> [REQUIREMENT]
Every record here should be printed again exactly.

> [EXCERPTED RECORDS]
******
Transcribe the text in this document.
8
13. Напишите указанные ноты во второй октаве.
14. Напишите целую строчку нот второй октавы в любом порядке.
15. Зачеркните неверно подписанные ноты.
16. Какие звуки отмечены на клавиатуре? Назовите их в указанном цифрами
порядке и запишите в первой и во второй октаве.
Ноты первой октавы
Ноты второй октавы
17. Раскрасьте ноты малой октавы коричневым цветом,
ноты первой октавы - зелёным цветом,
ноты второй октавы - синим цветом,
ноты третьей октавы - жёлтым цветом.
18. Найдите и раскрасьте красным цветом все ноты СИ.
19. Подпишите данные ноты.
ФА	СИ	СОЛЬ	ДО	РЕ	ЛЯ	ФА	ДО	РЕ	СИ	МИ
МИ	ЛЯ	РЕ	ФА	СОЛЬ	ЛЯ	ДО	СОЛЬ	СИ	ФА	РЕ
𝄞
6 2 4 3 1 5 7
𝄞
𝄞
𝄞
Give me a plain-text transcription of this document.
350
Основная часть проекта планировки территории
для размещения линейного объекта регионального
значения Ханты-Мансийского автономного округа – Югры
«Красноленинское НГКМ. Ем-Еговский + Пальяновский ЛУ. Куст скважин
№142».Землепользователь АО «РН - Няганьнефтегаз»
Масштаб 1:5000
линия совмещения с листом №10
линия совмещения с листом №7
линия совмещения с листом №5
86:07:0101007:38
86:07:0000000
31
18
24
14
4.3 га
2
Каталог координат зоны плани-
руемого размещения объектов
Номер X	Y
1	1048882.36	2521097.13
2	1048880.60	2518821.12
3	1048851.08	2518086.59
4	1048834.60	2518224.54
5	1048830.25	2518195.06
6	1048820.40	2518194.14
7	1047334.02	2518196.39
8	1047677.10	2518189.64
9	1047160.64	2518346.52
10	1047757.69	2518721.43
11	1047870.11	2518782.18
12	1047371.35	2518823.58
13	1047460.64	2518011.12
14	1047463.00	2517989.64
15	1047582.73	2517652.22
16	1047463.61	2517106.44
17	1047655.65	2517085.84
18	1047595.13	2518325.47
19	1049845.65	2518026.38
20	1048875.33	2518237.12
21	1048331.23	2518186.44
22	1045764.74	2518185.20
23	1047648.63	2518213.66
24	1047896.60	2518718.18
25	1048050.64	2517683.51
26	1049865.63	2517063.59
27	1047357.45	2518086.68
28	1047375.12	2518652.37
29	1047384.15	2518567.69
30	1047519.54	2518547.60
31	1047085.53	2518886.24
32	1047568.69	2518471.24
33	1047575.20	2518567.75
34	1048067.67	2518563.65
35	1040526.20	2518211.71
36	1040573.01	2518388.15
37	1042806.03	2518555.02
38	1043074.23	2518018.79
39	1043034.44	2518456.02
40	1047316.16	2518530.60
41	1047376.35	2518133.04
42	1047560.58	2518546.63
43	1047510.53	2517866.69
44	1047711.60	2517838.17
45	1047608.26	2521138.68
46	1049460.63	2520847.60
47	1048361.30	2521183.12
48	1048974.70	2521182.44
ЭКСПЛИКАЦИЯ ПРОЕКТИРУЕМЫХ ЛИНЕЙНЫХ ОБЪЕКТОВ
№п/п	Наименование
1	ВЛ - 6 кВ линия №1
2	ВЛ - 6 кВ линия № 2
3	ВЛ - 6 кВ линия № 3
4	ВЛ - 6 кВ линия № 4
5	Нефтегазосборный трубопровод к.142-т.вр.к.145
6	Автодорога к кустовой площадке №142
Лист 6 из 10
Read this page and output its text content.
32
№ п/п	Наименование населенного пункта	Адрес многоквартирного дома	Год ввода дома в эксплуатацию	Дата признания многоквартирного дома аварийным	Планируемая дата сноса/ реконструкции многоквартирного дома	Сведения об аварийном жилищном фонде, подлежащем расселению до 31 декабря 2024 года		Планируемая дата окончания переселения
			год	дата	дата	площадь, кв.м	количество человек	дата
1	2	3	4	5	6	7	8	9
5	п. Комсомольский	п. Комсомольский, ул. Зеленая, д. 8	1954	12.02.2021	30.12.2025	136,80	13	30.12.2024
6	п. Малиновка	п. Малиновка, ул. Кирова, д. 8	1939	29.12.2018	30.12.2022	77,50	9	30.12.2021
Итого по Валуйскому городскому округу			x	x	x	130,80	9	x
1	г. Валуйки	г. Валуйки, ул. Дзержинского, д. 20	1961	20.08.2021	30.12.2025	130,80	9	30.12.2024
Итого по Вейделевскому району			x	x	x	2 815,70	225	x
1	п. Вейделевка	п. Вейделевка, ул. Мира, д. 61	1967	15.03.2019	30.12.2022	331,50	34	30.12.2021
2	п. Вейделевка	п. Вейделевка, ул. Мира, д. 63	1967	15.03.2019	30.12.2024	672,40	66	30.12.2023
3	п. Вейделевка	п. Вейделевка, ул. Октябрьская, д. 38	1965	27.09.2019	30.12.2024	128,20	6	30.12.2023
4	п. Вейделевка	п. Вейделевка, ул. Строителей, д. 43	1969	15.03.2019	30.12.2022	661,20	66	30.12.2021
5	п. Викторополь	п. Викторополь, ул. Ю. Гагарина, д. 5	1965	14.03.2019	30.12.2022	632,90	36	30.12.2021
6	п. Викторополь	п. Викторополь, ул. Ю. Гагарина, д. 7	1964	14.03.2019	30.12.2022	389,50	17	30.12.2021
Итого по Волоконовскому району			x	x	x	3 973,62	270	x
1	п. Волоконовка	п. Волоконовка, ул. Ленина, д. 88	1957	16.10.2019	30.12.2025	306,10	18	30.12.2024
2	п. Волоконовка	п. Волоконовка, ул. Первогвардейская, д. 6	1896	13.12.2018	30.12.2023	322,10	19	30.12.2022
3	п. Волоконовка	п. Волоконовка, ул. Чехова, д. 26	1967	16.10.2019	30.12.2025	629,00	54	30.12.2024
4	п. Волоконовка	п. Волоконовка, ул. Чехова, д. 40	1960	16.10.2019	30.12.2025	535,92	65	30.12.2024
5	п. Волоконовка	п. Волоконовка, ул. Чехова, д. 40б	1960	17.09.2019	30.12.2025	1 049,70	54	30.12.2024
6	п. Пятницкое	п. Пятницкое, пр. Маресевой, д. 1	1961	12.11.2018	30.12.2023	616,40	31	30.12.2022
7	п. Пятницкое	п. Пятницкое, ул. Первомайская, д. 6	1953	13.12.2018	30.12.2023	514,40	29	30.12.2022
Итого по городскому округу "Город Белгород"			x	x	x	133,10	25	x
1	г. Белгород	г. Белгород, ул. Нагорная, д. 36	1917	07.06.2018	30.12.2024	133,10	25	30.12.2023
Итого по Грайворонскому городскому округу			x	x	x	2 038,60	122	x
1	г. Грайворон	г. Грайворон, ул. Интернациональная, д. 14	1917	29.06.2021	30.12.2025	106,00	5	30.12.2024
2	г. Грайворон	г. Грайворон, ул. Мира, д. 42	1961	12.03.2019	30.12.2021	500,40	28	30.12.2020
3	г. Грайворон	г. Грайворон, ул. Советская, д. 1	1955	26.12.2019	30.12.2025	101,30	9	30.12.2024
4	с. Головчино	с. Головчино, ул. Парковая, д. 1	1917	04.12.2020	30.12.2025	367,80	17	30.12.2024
******
> [SOLUTION TO THIS TASK]
Transcribe the text in this document.
8
13. Напишите указанные ноты во второй октаве.
14. Напишите целую строчку нот второй октавы в любом порядке.
15. Зачеркните неверно подписанные ноты.
16. Какие звуки отмечены на клавиатуре? Назовите их в указанном цифрами
порядке и запишите в первой и во второй октаве.
Ноты первой октавы
Ноты второй октавы
17. Раскрасьте ноты малой октавы коричневым цветом,
ноты первой октавы - зелёным цветом,
ноты второй октавы - синим цветом,
ноты третьей октавы - жёлтым цветом.
18. Найдите и раскрасьте красным цветом все ноты СИ.
19. Подпишите данные ноты.
ФА	СИ	СОЛЬ	ДО	РЕ	ЛЯ	ФА	ДО	РЕ	СИ	МИ
МИ	ЛЯ	РЕ	ФА	СОЛЬ	ЛЯ	ДО	СОЛЬ	СИ	ФА	РЕ
𝄞
6 2 4 3 1 5 7
𝄞
𝄞
𝄞
Give me a plain-text transcription of this document.
350
Основная часть проекта планировки территории
для размещения линейного объекта регионального
значения Ханты-Мансийского автономного округа – Югры
«Красноленинское НГКМ. Ем-Еговский + Пальяновский ЛУ. Куст скважин
№142».Землепользователь АО «РН - Няганьнефтегаз»
Масштаб 1:5000
линия совмещения с листом №10
линия совмещения с листом №7
линия совмещения с листом №5
86:07:0101007:38
86:07:0000000
31
18
24
14
4.3 га
2
Каталог координат зоны плани-
руемого размещения объектов
Номер X	Y
1	1048882.36	2521097.13
2	1048880.60	2518821.12
3	1048851.08	2518086.59
4	1048834.60	2518224.54
5	1048830.25	2518195.06
6	1048820.40	2518194.14
7	1047334.02	2518196.39
8	1047677.10	2518189.64
9	1047160.64	2518346.52
10	1047757.69	2518721.43
11	1047870.11	2518782.18
12	1047371.35	2518823.58
13	1047460.64	2518011.12
14	1047463.00	2517989.64
15	1047582.73	2517652.22
16	1047463.61	2517106.44
17	1047655.65	2517085.84
18	1047595.13	2518325.47
19	1049845.65	2518026.38
20	1048875.33	2518237.12
21	1048331.23	2518186.44
22	1045764.74	2518185.20
23	1047648.63	2518213.66
24	1047896.60	2518718.18
25	1048050.64	2517683.51
26	1049865.63	2517063.59
27	1047357.45	2518086.68
28	1047375.12	2518652.37
29	1047384.15	2518567.69
30	1047519.54	2518547.60
31	1047085.53	2518886.24
32	1047568.69	2518471.24
33	1047575.20	2518567.75
34	1048067.67	2518563.65
35	1040526.20	2518211.71
36	1040573.01	2518388.15
37	1042806.03	2518555.02
38	1043074.23	2518018.79
39	1043034.44	2518456.02
40	1047316.16	2518530.60
41	1047376.35	2518133.04
42	1047560.58	2518546.63
43	1047510.53	2517866.69
44	1047711.60	2517838.17
45	1047608.26	2521138.68
46	1049460.63	2520847.60
47	1048361.30	2521183.12
48	1048974.70	2521182.44
ЭКСПЛИКАЦИЯ ПРОЕКТИРУЕМЫХ ЛИНЕЙНЫХ ОБЪЕКТОВ
№п/п	Наименование
1	ВЛ - 6 кВ линия №1
2	ВЛ - 6 кВ линия № 2
3	ВЛ - 6 кВ линия № 3
4	ВЛ - 6 кВ линия № 4
5	Нефтегазосборный трубопровод к.142-т.вр.к.145
6	Автодорога к кустовой площадке №142
Лист 6 из 10
Read this page and output its text content.
32
№ п/п	Наименование населенного пункта	Адрес многоквартирного дома	Год ввода дома в эксплуатацию	Дата признания многоквартирного дома аварийным	Планируемая дата сноса/ реконструкции многоквартирного дома	Сведения об аварийном жилищном фонде, подлежащем расселению до 31 декабря 2024 года		Планируемая дата окончания переселения
			год	дата	дата	площадь, кв.м	количество человек	дата
1	2	3	4	5	6	7	8	9
5	п. Комсомольский	п. Комсомольский, ул. Зеленая, д. 8	1954	12.02.2021	30.12.2025	136,80	13	30.12.2024
6	п. Малиновка	п. Малиновка, ул. Кирова, д. 8	1939	29.12.2018	30.12.2022	77,50	9	30.12.2021
Итого по Валуйскому городскому округу			x	x	x	130,80	9	x
1	г. Валуйки	г. Валуйки, ул. Дзержинского, д. 20	1961	20.08.2021	30.12.2025	130,80	9	30.12.2024
Итого по Вейделевскому району			x	x	x	2 815,70	225	x
1	п. Вейделевка	п. Вейделевка, ул. Мира, д. 61	1967	15.03.2019	30.12.2022	331,50	34	30.12.2021
2	п. Вейделевка	п. Вейделевка, ул. Мира, д. 63	1967	15.03.2019	30.12.2024	672,40	66	30.12.2023
3	п. Вейделевка	п. Вейделевка, ул. Октябрьская, д. 38	1965	27.09.2019	30.12.2024	128,20	6	30.12.2023
4	п. Вейделевка	п. Вейделевка, ул. Строителей, д. 43	1969	15.03.2019	30.12.2022	661,20	66	30.12.2021
5	п. Викторополь	п. Викторополь, ул. Ю. Гагарина, д. 5	1965	14.03.2019	30.12.2022	632,90	36	30.12.2021
6	п. Викторополь	п. Викторополь, ул. Ю. Гагарина, д. 7	1964	14.03.2019	30.12.2022	389,50	17	30.12.2021
Итого по Волоконовскому району			x	x	x	3 973,62	270	x
1	п. Волоконовка	п. Волоконовка, ул. Ленина, д. 88	1957	16.10.2019	30.12.2025	306,10	18	30.12.2024
2	п. Волоконовка	п. Волоконовка, ул. Первогвардейская, д. 6	1896	13.12.2018	30.12.2023	322,10	19	30.12.2022
3	п. Волоконовка	п. Волоконовка, ул. Чехова, д. 26	1967	16.10.2019	30.12.2025	629,00	54	30.12.2024
4	п. Волоконовка	п. Волоконовка, ул. Чехова, д. 40	1960	16.10.2019	30.12.2025	535,92	65	30.12.2024
5	п. Волоконовка	п. Волоконовка, ул. Чехова, д. 40б	1960	17.09.2019	30.12.2025	1 049,70	54	30.12.2024
6	п. Пятницкое	п. Пятницкое, пр. Маресевой, д. 1	1961	12.11.2018	30.12.2023	616,40	31	30.12.2022
7	п. Пятницкое	п. Пятницкое, ул. Первомайская, д. 6	1953	13.12.2018	30.12.2023	514,40	29	30.12.2022
Итого по городскому округу "Город Белгород"			x	x	x	133,10	25	x
1	г. Белгород	г. Белгород, ул. Нагорная, д. 36	1917	07.06.2018	30.12.2024	133,10	25	30.12.2023
Итого по Грайворонскому городскому округу			x	x	x	2 038,60	122	x
1	г. Грайворон	г. Грайворон, ул. Интернациональная, д. 14	1917	29.06.2021	30.12.2025	106,00	5	30.12.2024
2	г. Грайворон	г. Грайворон, ул. Мира, д. 42	1961	12.03.2019	30.12.2021	500,40	28	30.12.2020
3	г. Грайворон	г. Грайворон, ул. Советская, д. 1	1955	26.12.2019	30.12.2025	101,30	9	30.12.2024
4	с. Головчино	с. Головчино, ул. Парковая, д. 1	1917	04.12.2020	30.12.2025	367,80	17	30.12.2024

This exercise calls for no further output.